**Task brief**
Reproduce each of the lines word for word.
☆ ☆ ☆ ☆
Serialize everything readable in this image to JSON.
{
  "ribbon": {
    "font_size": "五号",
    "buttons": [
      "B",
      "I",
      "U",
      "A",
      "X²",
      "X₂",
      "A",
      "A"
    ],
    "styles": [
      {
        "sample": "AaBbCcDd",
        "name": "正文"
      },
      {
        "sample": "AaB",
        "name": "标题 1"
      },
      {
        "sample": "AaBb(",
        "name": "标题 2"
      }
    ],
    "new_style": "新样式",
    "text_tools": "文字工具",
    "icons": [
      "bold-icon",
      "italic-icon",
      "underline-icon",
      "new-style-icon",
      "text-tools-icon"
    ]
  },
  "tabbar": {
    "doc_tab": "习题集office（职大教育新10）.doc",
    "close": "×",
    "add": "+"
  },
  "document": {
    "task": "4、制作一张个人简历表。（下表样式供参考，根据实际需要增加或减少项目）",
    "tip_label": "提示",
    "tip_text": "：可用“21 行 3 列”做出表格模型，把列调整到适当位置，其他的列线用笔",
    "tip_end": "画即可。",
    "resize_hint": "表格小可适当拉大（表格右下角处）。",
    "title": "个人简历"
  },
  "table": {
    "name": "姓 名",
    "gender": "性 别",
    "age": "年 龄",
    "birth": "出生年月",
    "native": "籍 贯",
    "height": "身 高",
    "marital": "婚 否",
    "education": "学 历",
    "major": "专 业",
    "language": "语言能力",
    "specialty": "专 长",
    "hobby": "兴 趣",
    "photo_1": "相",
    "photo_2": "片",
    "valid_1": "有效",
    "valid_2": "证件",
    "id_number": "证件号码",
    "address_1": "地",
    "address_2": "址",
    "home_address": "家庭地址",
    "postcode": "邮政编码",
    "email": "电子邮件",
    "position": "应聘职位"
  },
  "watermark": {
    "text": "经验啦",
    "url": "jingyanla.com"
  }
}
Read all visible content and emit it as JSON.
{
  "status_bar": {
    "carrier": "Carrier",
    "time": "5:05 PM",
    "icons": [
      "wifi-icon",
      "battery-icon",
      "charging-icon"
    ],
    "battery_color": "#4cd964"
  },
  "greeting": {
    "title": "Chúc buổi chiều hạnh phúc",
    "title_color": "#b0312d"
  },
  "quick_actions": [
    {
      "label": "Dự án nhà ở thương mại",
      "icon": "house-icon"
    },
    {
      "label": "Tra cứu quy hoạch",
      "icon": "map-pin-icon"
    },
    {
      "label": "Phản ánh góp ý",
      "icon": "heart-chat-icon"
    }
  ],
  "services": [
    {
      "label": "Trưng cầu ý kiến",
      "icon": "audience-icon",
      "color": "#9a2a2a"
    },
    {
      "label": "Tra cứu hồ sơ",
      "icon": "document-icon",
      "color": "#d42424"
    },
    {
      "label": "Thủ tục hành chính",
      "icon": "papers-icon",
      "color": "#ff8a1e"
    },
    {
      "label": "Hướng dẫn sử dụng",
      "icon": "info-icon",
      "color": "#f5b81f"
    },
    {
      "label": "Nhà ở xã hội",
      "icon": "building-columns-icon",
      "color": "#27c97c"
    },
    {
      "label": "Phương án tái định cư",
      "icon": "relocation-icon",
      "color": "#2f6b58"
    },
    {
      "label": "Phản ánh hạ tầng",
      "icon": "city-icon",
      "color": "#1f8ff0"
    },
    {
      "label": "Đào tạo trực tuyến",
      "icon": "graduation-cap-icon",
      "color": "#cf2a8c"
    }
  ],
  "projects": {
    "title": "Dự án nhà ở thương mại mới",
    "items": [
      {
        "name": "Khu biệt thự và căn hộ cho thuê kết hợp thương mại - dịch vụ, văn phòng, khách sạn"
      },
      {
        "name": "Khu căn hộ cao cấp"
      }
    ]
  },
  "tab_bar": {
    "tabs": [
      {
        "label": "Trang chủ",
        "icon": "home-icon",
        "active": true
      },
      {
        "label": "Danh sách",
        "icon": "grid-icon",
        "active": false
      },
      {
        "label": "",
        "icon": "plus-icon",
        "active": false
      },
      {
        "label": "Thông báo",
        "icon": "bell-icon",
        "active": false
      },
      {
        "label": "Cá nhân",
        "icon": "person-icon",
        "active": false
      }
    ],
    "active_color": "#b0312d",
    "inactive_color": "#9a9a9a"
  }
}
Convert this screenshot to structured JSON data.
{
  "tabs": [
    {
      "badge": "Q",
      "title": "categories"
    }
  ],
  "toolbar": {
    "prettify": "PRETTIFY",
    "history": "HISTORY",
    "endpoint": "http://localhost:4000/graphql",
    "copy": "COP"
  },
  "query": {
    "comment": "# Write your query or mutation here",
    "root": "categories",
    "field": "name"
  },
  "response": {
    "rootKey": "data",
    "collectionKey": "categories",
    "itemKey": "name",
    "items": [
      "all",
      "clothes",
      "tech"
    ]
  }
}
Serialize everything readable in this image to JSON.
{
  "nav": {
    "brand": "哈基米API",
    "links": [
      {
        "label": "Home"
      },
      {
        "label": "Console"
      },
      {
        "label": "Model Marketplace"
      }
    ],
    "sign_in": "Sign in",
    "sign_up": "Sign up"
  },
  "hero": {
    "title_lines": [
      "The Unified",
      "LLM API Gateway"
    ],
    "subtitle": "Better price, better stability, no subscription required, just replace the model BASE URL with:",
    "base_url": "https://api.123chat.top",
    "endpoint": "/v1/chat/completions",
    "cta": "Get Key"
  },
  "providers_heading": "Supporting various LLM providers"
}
☆ ☆ ☆ ☆
**Answer to the problem**
Serialize everything readable in this image to JSON.
{
  "ribbon": {
    "font_size": "五号",
    "buttons": [
      "B",
      "I",
      "U",
      "A",
      "X²",
      "X₂",
      "A",
      "A"
    ],
    "styles": [
      {
        "sample": "AaBbCcDd",
        "name": "正文"
      },
      {
        "sample": "AaB",
        "name": "标题 1"
      },
      {
        "sample": "AaBb(",
        "name": "标题 2"
      }
    ],
    "new_style": "新样式",
    "text_tools": "文字工具",
    "icons": [
      "bold-icon",
      "italic-icon",
      "underline-icon",
      "new-style-icon",
      "text-tools-icon"
    ]
  },
  "tabbar": {
    "doc_tab": "习题集office（职大教育新10）.doc",
    "close": "×",
    "add": "+"
  },
  "document": {
    "task": "4、制作一张个人简历表。（下表样式供参考，根据实际需要增加或减少项目）",
    "tip_label": "提示",
    "tip_text": "：可用“21 行 3 列”做出表格模型，把列调整到适当位置，其他的列线用笔",
    "tip_end": "画即可。",
    "resize_hint": "表格小可适当拉大（表格右下角处）。",
    "title": "个人简历"
  },
  "table": {
    "name": "姓 名",
    "gender": "性 别",
    "age": "年 龄",
    "birth": "出生年月",
    "native": "籍 贯",
    "height": "身 高",
    "marital": "婚 否",
    "education": "学 历",
    "major": "专 业",
    "language": "语言能力",
    "specialty": "专 长",
    "hobby": "兴 趣",
    "photo_1": "相",
    "photo_2": "片",
    "valid_1": "有效",
    "valid_2": "证件",
    "id_number": "证件号码",
    "address_1": "地",
    "address_2": "址",
    "home_address": "家庭地址",
    "postcode": "邮政编码",
    "email": "电子邮件",
    "position": "应聘职位"
  },
  "watermark": {
    "text": "经验啦",
    "url": "jingyanla.com"
  }
}
Read all visible content and emit it as JSON.
{
  "status_bar": {
    "carrier": "Carrier",
    "time": "5:05 PM",
    "icons": [
      "wifi-icon",
      "battery-icon",
      "charging-icon"
    ],
    "battery_color": "#4cd964"
  },
  "greeting": {
    "title": "Chúc buổi chiều hạnh phúc",
    "title_color": "#b0312d"
  },
  "quick_actions": [
    {
      "label": "Dự án nhà ở thương mại",
      "icon": "house-icon"
    },
    {
      "label": "Tra cứu quy hoạch",
      "icon": "map-pin-icon"
    },
    {
      "label": "Phản ánh góp ý",
      "icon": "heart-chat-icon"
    }
  ],
  "services": [
    {
      "label": "Trưng cầu ý kiến",
      "icon": "audience-icon",
      "color": "#9a2a2a"
    },
    {
      "label": "Tra cứu hồ sơ",
      "icon": "document-icon",
      "color": "#d42424"
    },
    {
      "label": "Thủ tục hành chính",
      "icon": "papers-icon",
      "color": "#ff8a1e"
    },
    {
      "label": "Hướng dẫn sử dụng",
      "icon": "info-icon",
      "color": "#f5b81f"
    },
    {
      "label": "Nhà ở xã hội",
      "icon": "building-columns-icon",
      "color": "#27c97c"
    },
    {
      "label": "Phương án tái định cư",
      "icon": "relocation-icon",
      "color": "#2f6b58"
    },
    {
      "label": "Phản ánh hạ tầng",
      "icon": "city-icon",
      "color": "#1f8ff0"
    },
    {
      "label": "Đào tạo trực tuyến",
      "icon": "graduation-cap-icon",
      "color": "#cf2a8c"
    }
  ],
  "projects": {
    "title": "Dự án nhà ở thương mại mới",
    "items": [
      {
        "name": "Khu biệt thự và căn hộ cho thuê kết hợp thương mại - dịch vụ, văn phòng, khách sạn"
      },
      {
        "name": "Khu căn hộ cao cấp"
      }
    ]
  },
  "tab_bar": {
    "tabs": [
      {
        "label": "Trang chủ",
        "icon": "home-icon",
        "active": true
      },
      {
        "label": "Danh sách",
        "icon": "grid-icon",
        "active": false
      },
      {
        "label": "",
        "icon": "plus-icon",
        "active": false
      },
      {
        "label": "Thông báo",
        "icon": "bell-icon",
        "active": false
      },
      {
        "label": "Cá nhân",
        "icon": "person-icon",
        "active": false
      }
    ],
    "active_color": "#b0312d",
    "inactive_color": "#9a9a9a"
  }
}
Convert this screenshot to structured JSON data.
{
  "tabs": [
    {
      "badge": "Q",
      "title": "categories"
    }
  ],
  "toolbar": {
    "prettify": "PRETTIFY",
    "history": "HISTORY",
    "endpoint": "http://localhost:4000/graphql",
    "copy": "COP"
  },
  "query": {
    "comment": "# Write your query or mutation here",
    "root": "categories",
    "field": "name"
  },
  "response": {
    "rootKey": "data",
    "collectionKey": "categories",
    "itemKey": "name",
    "items": [
      "all",
      "clothes",
      "tech"
    ]
  }
}
Serialize everything readable in this image to JSON.
{
  "nav": {
    "brand": "哈基米API",
    "links": [
      {
        "label": "Home"
      },
      {
        "label": "Console"
      },
      {
        "label": "Model Marketplace"
      }
    ],
    "sign_in": "Sign in",
    "sign_up": "Sign up"
  },
  "hero": {
    "title_lines": [
      "The Unified",
      "LLM API Gateway"
    ],
    "subtitle": "Better price, better stability, no subscription required, just replace the model BASE URL with:",
    "base_url": "https://api.123chat.top",
    "endpoint": "/v1/chat/completions",
    "cta": "Get Key"
  },
  "providers_heading": "Supporting various LLM providers"
}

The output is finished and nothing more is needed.